Fragmento seleccionado »

────────────────────

Mis familiares se quejaron mucho del costo de la vida. El único supermercado al que fui, en la carretera a Masaya, tenía de todo lo que busqué, pero los precios estaban altísimos y escasos de clientes y de cajas abiertas. Una manzana costaba casi $2 cada una, lo cierto es que todo el producto importado parecía ser un 50% más caro que cualquier supermercado de Miami. Compré algunos productos locales más por nostalgia que por necesidad para poder llevar algo a mi familia en Miami.
La salida
La salida del país no fue muy diferente. Mi vuelo era el único al final de la tarde, el mostrador estaba vacío, sin fila de gente. Me pesaron la maleta casi por procedimiento, se pasaba unas cuantas libras y no me dijeron nada. No estaban pendientes del peso o las dimensiones de mi maleta de mano, como suele suceder en estos días en cualquier aeropuerto del mundo. Parece que la actitud era no molestar a los pocos pasajeros que subían.
Luego me tocó el control de pasaportes. Todas las ventanillas de Migración tenían uno o dos oficiales, pero muy pocos pasajeros. Había más agentes migratorios que pasajeros.
Ahí me hicieron un interrogatorio: ¿cuántos días estuvo? ¿Qué vino a hacer? ¿Dónde estuvo? ¿En qué ciudades estuvo? ¿Estado civil? ¿Ocupación?. Me preguntaron tres veces en qué ciudades había estado.
El oficial revisaba página por página mi pasaporte. En un momento dado, el oficial me dijo que esperara, que debía consultar algo, se llevó mi pasaporte, caminó unos metros y se lo entregó a otro oficial que parecía ser de mayor rango. Aunque solo fueron unos cuatro o cinco minutos en los que los dos oficiales parecieron buscar mi nombre en la computadora, el tiempo se me hacía interminable. Luego vino de nuevo, me selló el pasaporte y el pase de abordar, todo eso tomó como diez minutos, mucho más largo que cualquier oficial migratorio en Estados Unidos.

────────────────────

Líneas proporcionadas »
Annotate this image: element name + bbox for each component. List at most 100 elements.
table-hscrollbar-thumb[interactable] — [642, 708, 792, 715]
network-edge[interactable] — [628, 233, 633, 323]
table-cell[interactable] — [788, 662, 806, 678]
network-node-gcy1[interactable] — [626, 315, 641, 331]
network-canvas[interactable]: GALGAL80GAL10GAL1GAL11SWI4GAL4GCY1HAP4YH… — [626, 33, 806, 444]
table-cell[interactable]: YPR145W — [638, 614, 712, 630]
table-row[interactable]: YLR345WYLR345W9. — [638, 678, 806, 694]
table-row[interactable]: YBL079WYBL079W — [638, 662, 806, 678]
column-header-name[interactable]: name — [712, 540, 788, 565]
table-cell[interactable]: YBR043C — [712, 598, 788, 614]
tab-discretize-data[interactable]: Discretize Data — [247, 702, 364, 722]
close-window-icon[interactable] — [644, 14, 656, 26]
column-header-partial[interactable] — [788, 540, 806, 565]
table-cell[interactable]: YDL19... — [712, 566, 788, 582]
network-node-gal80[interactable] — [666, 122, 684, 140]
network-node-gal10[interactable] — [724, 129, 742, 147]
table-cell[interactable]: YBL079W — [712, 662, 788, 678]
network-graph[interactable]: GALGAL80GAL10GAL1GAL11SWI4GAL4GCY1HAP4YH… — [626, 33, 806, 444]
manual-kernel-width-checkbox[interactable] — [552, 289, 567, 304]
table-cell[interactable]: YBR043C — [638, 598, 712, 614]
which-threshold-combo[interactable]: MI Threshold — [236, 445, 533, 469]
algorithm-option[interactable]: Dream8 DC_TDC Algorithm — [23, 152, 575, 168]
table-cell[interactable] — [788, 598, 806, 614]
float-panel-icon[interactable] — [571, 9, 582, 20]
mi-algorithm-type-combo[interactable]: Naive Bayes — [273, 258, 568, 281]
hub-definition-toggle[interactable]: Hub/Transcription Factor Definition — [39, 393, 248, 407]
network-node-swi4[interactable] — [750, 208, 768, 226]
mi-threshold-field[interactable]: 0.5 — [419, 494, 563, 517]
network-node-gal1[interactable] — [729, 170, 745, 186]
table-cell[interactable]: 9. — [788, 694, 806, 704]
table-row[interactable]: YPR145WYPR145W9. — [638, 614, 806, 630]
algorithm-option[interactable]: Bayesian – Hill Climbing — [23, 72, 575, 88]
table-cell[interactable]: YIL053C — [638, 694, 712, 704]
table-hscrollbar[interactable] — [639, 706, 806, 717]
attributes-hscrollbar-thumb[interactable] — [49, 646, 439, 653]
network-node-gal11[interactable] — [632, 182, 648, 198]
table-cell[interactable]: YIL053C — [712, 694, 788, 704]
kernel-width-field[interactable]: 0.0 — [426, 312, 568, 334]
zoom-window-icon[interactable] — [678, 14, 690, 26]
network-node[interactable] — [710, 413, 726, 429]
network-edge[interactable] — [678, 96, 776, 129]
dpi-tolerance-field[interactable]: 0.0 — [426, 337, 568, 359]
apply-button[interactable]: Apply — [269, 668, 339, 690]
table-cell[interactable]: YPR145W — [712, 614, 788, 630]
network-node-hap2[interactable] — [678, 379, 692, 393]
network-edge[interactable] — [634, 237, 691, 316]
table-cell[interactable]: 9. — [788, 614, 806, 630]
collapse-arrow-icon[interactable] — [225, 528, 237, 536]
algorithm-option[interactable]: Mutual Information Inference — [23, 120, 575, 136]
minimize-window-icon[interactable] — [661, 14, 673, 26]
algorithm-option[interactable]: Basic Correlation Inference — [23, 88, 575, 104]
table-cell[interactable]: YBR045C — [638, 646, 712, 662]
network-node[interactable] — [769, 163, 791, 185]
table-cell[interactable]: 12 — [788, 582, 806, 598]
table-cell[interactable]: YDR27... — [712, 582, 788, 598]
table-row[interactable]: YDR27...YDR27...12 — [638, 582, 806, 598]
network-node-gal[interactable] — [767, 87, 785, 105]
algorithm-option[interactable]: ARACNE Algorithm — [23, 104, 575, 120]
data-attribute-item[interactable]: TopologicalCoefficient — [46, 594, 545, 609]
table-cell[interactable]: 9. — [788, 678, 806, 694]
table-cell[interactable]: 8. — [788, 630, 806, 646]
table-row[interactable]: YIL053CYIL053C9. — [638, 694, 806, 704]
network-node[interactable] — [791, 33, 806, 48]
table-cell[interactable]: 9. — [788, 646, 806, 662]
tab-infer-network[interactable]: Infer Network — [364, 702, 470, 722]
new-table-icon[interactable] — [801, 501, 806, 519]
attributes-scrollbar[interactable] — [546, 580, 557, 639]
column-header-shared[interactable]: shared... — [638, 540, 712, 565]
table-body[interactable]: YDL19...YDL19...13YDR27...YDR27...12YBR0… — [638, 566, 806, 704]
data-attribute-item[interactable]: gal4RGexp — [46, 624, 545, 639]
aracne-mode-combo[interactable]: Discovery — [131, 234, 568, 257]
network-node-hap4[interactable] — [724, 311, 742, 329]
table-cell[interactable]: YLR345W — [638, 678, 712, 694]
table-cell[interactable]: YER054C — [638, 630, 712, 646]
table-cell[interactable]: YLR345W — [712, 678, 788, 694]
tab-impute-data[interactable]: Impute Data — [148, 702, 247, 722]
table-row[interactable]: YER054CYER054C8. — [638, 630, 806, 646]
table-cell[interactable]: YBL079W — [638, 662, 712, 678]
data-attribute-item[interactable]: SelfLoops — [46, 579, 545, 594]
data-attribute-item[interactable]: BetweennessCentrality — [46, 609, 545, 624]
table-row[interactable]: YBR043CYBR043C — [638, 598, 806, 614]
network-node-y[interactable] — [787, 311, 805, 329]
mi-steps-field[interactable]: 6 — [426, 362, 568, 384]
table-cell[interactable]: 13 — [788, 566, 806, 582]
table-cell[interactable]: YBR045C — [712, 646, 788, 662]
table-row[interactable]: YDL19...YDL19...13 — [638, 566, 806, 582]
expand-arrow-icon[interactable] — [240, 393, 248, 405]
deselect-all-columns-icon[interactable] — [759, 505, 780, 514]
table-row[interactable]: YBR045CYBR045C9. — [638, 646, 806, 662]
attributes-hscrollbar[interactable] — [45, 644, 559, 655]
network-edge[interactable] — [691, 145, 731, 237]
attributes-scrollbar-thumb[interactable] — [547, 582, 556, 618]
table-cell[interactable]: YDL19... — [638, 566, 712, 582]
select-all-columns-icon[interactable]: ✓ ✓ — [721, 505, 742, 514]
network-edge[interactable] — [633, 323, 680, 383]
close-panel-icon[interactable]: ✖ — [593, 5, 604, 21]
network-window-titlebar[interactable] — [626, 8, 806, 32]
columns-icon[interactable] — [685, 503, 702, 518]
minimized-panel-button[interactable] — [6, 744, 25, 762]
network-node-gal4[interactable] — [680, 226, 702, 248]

────────────────────

Lo que debes hacer »
**A.** Devuelve sin cambios todo lo que va desde "Luego me tocó" hasta "migratorios que pasajeros." en el fragmento sobre la salida del país.
**B.** Traduce al inglés esta oración del fragmento sobre la salida del país: "Mi vuelo era el único al final de la tarde, el mostrador estaba vacío, sin fila de gente."

Respuestas por número »
**A.**
Luego me tocó el control de pasaportes. Todas las ventanillas de Migración tenían uno o dos oficiales, pero muy pocos pasajeros. Había más agentes migratorios que pasajeros.

**B.** My flight was the only one late in the afternoon; the counter was empty, with no line of people.